* WHAT THE EXERCISE ASKS:
Which lines hold the word "JSON"? Copy each of them.

______

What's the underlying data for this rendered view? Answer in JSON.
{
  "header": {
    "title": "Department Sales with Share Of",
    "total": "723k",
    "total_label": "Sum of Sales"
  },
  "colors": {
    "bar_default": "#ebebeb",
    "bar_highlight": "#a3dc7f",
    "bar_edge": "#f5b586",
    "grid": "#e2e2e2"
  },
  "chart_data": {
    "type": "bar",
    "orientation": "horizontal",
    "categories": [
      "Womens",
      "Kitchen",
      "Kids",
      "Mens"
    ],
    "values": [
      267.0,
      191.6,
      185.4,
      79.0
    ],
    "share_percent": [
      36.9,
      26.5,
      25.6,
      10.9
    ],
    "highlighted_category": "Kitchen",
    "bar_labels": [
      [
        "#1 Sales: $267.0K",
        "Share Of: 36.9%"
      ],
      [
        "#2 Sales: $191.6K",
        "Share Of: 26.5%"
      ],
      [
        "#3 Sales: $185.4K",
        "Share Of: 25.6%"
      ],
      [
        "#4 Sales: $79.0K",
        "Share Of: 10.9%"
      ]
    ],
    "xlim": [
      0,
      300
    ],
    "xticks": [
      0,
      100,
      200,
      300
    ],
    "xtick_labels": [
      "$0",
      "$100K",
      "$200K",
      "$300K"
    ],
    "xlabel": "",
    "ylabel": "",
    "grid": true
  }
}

______

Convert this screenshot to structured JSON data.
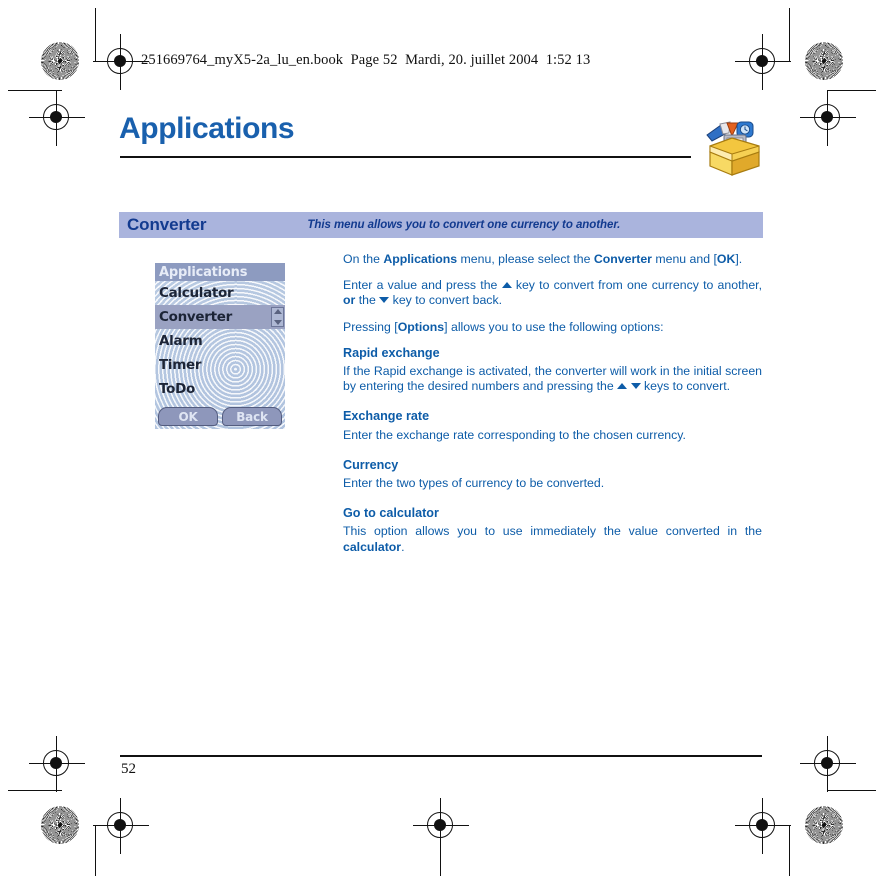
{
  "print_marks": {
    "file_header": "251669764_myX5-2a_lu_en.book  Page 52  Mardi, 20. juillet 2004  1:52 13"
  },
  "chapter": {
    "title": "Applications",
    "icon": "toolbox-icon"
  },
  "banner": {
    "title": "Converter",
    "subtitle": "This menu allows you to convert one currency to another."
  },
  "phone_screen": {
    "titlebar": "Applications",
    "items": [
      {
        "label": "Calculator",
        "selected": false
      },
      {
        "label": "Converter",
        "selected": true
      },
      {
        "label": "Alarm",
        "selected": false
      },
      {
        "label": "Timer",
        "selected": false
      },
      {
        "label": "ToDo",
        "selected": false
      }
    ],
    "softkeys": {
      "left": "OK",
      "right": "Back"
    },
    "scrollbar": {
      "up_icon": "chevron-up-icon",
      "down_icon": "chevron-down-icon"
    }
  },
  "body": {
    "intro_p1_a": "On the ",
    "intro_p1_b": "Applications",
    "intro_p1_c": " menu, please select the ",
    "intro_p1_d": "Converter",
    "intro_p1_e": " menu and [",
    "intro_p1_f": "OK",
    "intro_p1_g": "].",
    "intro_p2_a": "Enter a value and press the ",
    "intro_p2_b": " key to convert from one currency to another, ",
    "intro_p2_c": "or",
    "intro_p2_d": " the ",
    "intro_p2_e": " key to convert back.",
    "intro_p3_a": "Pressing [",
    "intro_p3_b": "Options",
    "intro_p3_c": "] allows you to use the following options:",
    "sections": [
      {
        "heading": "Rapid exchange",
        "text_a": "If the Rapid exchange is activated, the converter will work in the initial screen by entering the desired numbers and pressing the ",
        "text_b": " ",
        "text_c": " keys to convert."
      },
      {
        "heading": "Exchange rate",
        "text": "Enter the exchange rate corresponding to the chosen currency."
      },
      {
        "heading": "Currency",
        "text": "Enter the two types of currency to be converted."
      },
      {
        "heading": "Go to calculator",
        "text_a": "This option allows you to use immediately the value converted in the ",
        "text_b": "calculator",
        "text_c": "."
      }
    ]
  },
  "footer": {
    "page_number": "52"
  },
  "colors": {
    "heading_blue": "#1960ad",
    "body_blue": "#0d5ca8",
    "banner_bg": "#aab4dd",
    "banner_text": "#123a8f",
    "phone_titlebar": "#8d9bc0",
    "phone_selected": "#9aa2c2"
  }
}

______

* CORRECT RESPONSE:
What's the underlying data for this rendered view? Answer in JSON.
Convert this screenshot to structured JSON data.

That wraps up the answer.